Task instructions -> Search the entries for the word "document" and return every line where it is found.

[Dataset excerpts]
════

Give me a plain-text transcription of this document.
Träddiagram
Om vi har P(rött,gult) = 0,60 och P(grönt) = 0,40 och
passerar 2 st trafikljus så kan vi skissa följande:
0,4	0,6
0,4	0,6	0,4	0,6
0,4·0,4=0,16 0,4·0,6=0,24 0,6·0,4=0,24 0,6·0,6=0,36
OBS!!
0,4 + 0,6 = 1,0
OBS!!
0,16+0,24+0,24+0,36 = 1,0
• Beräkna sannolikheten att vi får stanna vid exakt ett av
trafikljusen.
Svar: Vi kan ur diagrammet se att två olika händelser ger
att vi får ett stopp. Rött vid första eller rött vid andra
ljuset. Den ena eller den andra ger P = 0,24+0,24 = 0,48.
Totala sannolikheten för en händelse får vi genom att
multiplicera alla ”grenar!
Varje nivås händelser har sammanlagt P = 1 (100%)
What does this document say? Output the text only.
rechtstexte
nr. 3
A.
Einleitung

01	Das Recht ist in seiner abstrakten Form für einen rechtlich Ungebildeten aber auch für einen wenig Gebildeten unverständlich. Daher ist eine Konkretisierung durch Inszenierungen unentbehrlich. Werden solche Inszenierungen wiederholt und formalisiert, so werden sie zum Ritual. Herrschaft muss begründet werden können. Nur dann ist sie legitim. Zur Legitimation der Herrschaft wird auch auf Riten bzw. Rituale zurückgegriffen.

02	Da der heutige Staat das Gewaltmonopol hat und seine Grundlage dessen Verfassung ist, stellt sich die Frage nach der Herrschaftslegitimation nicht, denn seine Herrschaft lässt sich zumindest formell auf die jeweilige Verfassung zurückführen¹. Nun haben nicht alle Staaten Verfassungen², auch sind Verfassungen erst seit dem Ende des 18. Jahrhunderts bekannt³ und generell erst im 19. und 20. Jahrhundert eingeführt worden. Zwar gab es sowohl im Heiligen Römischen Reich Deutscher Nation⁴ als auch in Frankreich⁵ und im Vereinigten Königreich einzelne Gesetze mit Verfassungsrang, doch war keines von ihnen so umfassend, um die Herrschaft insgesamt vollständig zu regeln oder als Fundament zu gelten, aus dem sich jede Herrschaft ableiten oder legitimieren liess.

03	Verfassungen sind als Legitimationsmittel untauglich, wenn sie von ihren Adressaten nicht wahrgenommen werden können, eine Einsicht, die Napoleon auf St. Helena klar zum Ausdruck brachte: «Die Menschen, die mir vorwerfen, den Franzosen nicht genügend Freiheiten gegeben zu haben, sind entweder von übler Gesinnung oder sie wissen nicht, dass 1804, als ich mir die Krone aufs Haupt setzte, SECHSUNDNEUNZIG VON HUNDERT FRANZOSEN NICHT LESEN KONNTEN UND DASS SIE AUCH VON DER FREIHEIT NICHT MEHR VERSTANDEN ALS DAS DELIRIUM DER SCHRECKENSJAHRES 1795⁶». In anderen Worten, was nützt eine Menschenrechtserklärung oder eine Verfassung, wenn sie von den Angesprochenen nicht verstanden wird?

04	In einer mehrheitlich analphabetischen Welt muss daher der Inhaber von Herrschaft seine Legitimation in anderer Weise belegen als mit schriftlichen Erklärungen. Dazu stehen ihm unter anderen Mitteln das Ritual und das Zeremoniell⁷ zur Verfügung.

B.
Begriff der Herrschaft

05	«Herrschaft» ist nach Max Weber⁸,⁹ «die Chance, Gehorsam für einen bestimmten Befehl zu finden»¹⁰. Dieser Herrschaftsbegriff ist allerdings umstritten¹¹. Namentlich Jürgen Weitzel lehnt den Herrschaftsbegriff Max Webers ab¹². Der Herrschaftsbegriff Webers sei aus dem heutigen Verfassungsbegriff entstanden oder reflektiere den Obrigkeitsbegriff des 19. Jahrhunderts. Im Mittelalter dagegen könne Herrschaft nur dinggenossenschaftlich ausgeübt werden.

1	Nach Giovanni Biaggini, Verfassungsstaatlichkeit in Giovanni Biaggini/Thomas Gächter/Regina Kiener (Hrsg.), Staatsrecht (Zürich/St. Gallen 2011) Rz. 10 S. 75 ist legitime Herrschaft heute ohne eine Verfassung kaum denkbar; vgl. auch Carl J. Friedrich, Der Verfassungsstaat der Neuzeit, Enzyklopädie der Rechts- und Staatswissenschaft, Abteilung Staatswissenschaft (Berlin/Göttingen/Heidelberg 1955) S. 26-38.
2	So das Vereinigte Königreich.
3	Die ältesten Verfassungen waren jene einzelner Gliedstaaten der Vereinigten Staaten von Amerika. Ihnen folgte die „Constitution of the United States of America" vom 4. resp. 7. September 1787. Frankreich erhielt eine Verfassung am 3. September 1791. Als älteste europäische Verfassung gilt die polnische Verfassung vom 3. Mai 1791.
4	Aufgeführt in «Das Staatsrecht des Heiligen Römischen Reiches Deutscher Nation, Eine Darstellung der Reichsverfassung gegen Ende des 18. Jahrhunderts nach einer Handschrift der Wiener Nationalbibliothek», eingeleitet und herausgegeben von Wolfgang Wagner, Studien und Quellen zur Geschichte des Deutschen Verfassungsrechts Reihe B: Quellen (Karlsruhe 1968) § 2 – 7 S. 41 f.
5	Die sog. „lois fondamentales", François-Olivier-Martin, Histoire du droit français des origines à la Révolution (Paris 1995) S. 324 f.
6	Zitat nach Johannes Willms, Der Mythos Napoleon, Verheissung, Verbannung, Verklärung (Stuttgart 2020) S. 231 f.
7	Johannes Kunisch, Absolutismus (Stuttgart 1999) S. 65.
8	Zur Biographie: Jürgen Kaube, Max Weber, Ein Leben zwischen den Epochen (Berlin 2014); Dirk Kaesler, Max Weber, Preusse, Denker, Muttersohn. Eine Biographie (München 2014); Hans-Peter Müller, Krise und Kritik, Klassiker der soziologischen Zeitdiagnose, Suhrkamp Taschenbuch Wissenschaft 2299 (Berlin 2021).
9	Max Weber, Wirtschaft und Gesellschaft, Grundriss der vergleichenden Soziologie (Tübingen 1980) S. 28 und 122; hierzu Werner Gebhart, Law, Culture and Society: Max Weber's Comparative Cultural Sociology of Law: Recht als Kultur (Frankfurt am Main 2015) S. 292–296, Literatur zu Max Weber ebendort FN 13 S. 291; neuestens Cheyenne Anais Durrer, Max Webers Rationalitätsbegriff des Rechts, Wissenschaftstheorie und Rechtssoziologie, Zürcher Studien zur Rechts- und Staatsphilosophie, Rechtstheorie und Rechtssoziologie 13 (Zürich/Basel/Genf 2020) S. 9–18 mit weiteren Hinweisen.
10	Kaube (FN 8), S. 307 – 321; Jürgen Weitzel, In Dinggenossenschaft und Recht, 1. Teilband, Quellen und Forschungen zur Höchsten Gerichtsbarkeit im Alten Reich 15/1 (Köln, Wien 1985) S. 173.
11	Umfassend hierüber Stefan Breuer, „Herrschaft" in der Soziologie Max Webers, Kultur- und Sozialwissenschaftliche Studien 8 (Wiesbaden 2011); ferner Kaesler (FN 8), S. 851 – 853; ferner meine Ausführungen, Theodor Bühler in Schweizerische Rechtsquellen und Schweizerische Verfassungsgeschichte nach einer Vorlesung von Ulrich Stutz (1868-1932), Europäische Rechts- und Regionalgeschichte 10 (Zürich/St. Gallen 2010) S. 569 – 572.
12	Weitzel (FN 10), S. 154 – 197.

════

Answer to this exercise ->
Give me a plain-text transcription of this document.
What does this document say? Output the text only.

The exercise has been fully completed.